- [What you are asked to do] Using the data below, determine the number of lines that include the string "name". Write only that number.

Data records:
* begin *
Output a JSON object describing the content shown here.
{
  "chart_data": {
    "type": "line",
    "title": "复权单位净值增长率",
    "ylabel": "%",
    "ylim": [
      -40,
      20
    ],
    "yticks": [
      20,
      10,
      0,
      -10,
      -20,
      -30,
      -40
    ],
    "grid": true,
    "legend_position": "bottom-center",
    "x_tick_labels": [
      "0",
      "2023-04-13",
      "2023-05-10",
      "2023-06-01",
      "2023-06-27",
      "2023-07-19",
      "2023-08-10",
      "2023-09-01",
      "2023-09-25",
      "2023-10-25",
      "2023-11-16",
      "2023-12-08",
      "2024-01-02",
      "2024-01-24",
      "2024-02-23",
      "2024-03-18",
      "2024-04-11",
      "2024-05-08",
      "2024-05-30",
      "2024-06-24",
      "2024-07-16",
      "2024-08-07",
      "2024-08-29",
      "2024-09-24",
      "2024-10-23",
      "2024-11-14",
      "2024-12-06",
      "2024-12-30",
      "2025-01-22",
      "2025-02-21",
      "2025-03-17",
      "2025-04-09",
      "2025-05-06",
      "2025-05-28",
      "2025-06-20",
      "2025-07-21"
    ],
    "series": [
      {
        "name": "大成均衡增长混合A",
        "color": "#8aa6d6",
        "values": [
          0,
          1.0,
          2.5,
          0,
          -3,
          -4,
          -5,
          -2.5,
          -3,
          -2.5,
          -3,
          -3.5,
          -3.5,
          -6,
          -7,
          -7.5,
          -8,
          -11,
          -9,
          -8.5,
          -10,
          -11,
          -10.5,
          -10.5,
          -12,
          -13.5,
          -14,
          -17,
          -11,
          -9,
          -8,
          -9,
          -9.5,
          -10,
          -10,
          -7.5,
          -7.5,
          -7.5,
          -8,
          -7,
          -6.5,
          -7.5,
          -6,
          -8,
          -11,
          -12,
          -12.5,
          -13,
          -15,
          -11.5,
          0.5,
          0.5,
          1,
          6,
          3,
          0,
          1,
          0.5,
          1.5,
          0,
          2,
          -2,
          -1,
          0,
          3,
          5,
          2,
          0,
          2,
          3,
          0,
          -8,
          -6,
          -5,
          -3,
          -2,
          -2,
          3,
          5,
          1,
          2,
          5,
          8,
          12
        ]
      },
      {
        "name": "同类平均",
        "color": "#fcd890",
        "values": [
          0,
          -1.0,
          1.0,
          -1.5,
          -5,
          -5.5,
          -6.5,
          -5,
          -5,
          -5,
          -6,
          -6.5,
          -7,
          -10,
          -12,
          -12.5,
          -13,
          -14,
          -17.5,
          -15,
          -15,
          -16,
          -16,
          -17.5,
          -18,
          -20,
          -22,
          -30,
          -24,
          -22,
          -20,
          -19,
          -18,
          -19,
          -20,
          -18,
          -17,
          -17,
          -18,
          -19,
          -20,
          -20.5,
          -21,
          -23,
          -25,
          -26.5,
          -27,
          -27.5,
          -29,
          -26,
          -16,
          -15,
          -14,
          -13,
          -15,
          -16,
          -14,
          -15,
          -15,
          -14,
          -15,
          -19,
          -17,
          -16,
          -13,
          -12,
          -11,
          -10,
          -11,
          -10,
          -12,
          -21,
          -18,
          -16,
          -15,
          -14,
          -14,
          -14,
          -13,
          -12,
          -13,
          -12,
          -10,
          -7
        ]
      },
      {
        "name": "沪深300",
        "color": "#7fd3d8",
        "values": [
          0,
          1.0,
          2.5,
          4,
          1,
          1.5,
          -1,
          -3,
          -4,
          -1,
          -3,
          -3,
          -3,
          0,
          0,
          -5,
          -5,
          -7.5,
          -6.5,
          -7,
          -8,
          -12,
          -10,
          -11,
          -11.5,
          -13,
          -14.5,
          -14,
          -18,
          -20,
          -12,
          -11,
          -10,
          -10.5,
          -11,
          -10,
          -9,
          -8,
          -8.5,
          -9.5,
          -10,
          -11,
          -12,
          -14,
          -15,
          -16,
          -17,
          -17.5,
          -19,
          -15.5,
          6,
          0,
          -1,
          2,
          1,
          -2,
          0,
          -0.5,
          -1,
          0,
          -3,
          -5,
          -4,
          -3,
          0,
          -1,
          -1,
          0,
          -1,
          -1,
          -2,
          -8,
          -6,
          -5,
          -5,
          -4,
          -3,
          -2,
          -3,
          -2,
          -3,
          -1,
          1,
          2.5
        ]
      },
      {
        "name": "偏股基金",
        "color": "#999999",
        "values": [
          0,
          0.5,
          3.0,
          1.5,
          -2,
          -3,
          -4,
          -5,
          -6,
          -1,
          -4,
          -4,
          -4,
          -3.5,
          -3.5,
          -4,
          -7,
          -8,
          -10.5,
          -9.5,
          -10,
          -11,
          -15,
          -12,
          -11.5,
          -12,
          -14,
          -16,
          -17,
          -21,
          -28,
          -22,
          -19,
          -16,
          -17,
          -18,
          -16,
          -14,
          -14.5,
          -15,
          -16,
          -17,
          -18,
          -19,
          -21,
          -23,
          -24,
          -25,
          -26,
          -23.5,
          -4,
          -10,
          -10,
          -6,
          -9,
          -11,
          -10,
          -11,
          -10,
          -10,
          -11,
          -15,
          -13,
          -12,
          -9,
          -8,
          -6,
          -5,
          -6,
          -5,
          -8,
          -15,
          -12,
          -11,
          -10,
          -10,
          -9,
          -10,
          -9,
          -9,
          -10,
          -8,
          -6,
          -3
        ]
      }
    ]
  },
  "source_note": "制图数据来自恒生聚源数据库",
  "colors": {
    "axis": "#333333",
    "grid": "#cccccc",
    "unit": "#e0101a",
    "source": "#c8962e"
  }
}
* end *
* begin *
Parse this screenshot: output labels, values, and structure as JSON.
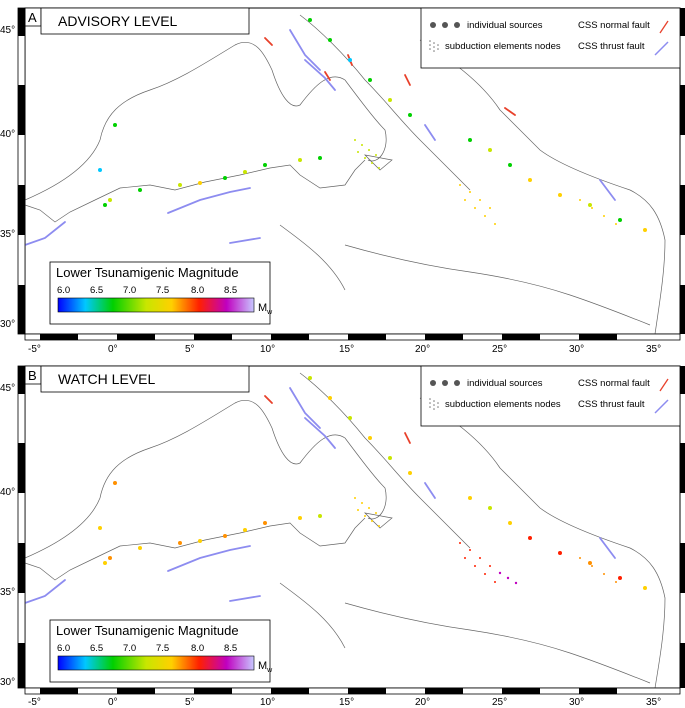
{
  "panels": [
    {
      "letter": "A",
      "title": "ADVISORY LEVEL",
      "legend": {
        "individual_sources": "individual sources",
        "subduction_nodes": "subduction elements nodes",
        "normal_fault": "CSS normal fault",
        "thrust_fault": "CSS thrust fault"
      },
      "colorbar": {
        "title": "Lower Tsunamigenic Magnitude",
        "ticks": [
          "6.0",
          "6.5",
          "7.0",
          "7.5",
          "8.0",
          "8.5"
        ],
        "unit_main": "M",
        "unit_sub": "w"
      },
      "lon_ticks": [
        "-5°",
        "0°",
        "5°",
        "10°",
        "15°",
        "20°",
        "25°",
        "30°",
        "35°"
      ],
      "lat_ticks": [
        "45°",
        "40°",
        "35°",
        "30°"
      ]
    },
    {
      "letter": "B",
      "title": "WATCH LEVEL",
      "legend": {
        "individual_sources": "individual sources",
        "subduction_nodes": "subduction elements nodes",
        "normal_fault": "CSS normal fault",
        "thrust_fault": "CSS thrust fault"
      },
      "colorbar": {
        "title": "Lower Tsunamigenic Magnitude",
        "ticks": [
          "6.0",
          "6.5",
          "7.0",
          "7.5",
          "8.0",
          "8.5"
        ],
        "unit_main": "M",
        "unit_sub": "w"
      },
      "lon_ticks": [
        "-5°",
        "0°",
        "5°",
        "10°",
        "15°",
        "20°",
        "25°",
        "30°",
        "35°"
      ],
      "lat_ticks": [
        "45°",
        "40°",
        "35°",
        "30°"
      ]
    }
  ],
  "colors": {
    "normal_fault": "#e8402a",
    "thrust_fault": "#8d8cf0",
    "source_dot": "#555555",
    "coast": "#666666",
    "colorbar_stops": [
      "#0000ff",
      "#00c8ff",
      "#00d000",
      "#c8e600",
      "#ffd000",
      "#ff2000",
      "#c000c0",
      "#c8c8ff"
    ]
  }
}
* end *
- [Written answer] 4